:: À faire ::
1/ Transcrivez fidèlement le passage de l'article sur Stevenson qui va de « Stevenson et Soljénitsyne. » jusqu'à « parler aux hommes. ».
2/ Reproduisez mot pour mot les entrées, depuis leur début jusqu'à la ligne contenant « square-f5 (1003, 481, 1116, 594) », celle-ci comprise.

:: Texte fourni ::
>>>>

Stevenson et Soljénitsyne. Deux destins, deux existences vécues à plus de trente ans et des miles de distance, mais une même mission : écrire. Témoigner de l’universalité des choses par l’intime des mots pour parler aux hommes.
Ainsi les éditions Robert Laffont, sous la direction de François Rivière et Emmanuel Roussel, ont-elles éditées un « Bouquins » entièrement dévolu à l’auteur de « L’étrange Cas du Dr Jekyll et de Mr Hyde ». Deuxième volume des œuvres romanesques de Stevenson à figurer dans cette collection, « Le Prisonnier d’Edimbourg et autres récits » s’y voit coiffé de l’estampille de quatre romans et deux nouvelles se détachant comme des récifs aux affûts brillants parmi les textes méconnus du vaste continent livresque de « RLS ». Première à ouvrir le recueil et adoubée de la critique enthousiaste d’un Borges volontiers disert lorsqu’on en venait au chapitre Stevenson, la nouvelle « Les Gais Lurons » saborde le traditionnel et chaleureux roman victorien en retournant la courtepointe du récit fantastique. Sur ces îles de la côte ouest de l’Ecosse préfigurant l’atmosphère à énigmes et les pirateries merveilleuses de « L’Île au trésor », les idéaux sont rarement purs, et le cœur de l’homme ne se teinte de rouge vertu que débarrassé des fols illusions qui l’habitent.
S’ensuivent quelques centaines de pages nostalgiques ou téméraires, que le lecteur amoureux de l’œuvre de Stevenson découvre avec un ravissement semblable à celui qu’éprouve un homme repêchant une bouteille crachée par les flots, et tirant de ses flancs vitreux…une lettre. A ce titre, les romans maritimes « Le Trafiquant d’épaves » et « Le Creux de la vague » se voient restitués avec la complicité scripturaire de Lloyd Osborne, beau-fils de Stevenson, fils de Fanny Osborne et « muse », si l’on peut dire, littéraire du Stevenson écrivain. Car celui que les Samoans de Vailima surnommaient « Tusitala » (le conteur d’histoires) fut aussi, à l’instar d’un J.M. Barrie, un grand amoureux et une figure paternelle. « Le Prisonnier d’Edimbourg et autres récits » se referme d’ailleurs sur un portrait inédit de RLS par Lloyd Osborne. De quoi accompagner, année après année dès ses 26 ans, le cheminement intérieur du romancier grâce au témoignage d’affection que lui porta a posteriori le « petit » Lloyd, et qui commence par ces mots en guise de bonjour : « C’est à la vieille auberge de Grez-sur-Loing que je vis Robert Louis Stevenson pour la première fois. J’avais huit ans… »

<<<<

[Annotations des éléments de la page]

>>>>

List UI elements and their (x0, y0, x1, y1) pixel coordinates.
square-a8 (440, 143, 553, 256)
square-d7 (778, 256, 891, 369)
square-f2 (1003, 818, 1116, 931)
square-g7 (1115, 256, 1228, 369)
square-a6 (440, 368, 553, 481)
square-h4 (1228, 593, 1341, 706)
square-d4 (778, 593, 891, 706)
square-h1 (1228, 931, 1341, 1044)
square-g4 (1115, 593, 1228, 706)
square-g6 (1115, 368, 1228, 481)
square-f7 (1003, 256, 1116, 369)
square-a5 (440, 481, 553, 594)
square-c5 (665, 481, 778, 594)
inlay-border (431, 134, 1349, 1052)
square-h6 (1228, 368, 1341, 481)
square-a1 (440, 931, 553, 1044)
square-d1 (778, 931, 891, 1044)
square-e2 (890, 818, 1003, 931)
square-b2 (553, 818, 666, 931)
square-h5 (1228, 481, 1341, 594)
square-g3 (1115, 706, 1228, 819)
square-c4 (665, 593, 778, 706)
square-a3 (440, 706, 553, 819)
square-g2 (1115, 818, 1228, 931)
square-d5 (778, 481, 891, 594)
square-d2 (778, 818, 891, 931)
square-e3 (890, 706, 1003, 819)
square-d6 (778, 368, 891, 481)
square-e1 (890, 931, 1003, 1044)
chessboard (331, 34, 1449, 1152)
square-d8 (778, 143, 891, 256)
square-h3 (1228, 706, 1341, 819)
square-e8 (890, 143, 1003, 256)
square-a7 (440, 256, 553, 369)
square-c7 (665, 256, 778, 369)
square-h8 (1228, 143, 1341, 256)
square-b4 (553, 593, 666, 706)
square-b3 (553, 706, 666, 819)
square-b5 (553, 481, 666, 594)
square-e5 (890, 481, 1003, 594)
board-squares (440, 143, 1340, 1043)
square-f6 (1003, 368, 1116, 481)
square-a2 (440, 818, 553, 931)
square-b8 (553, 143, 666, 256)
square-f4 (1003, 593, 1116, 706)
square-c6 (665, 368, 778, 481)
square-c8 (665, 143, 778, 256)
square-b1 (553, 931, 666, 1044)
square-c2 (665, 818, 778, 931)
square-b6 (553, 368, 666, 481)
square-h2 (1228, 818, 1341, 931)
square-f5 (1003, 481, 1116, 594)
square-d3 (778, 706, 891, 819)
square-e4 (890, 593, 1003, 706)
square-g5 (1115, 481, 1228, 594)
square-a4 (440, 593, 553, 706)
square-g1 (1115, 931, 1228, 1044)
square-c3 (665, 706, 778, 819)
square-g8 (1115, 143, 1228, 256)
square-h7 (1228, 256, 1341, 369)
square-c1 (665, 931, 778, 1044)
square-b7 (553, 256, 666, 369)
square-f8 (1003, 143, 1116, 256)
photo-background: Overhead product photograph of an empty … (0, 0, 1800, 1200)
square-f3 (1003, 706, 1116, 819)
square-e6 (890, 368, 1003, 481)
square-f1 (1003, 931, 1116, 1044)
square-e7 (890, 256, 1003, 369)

<<<<

:: Réponses attendues ::
1/
Stevenson et Soljénitsyne. Deux destins, deux existences vécues à plus de trente ans et des miles de distance, mais une même mission : écrire. Témoigner de l’universalité des choses par l’intime des mots pour parler aux hommes.

2/
List UI elements and their (x0, y0, x1, y1) pixel coordinates.
square-a8 (440, 143, 553, 256)
square-d7 (778, 256, 891, 369)
square-f2 (1003, 818, 1116, 931)
square-g7 (1115, 256, 1228, 369)
square-a6 (440, 368, 553, 481)
square-h4 (1228, 593, 1341, 706)
square-d4 (778, 593, 891, 706)
square-h1 (1228, 931, 1341, 1044)
square-g4 (1115, 593, 1228, 706)
square-g6 (1115, 368, 1228, 481)
square-f7 (1003, 256, 1116, 369)
square-a5 (440, 481, 553, 594)
square-c5 (665, 481, 778, 594)
inlay-border (431, 134, 1349, 1052)
square-h6 (1228, 368, 1341, 481)
square-a1 (440, 931, 553, 1044)
square-d1 (778, 931, 891, 1044)
square-e2 (890, 818, 1003, 931)
square-b2 (553, 818, 666, 931)
square-h5 (1228, 481, 1341, 594)
square-g3 (1115, 706, 1228, 819)
square-c4 (665, 593, 778, 706)
square-a3 (440, 706, 553, 819)
square-g2 (1115, 818, 1228, 931)
square-d5 (778, 481, 891, 594)
square-d2 (778, 818, 891, 931)
square-e3 (890, 706, 1003, 819)
square-d6 (778, 368, 891, 481)
square-e1 (890, 931, 1003, 1044)
chessboard (331, 34, 1449, 1152)
square-d8 (778, 143, 891, 256)
square-h3 (1228, 706, 1341, 819)
square-e8 (890, 143, 1003, 256)
square-a7 (440, 256, 553, 369)
square-c7 (665, 256, 778, 369)
square-h8 (1228, 143, 1341, 256)
square-b4 (553, 593, 666, 706)
square-b3 (553, 706, 666, 819)
square-b5 (553, 481, 666, 594)
square-e5 (890, 481, 1003, 594)
board-squares (440, 143, 1340, 1043)
square-f6 (1003, 368, 1116, 481)
square-a2 (440, 818, 553, 931)
square-b8 (553, 143, 666, 256)
square-f4 (1003, 593, 1116, 706)
square-c6 (665, 368, 778, 481)
square-c8 (665, 143, 778, 256)
square-b1 (553, 931, 666, 1044)
square-c2 (665, 818, 778, 931)
square-b6 (553, 368, 666, 481)
square-h2 (1228, 818, 1341, 931)
square-f5 (1003, 481, 1116, 594)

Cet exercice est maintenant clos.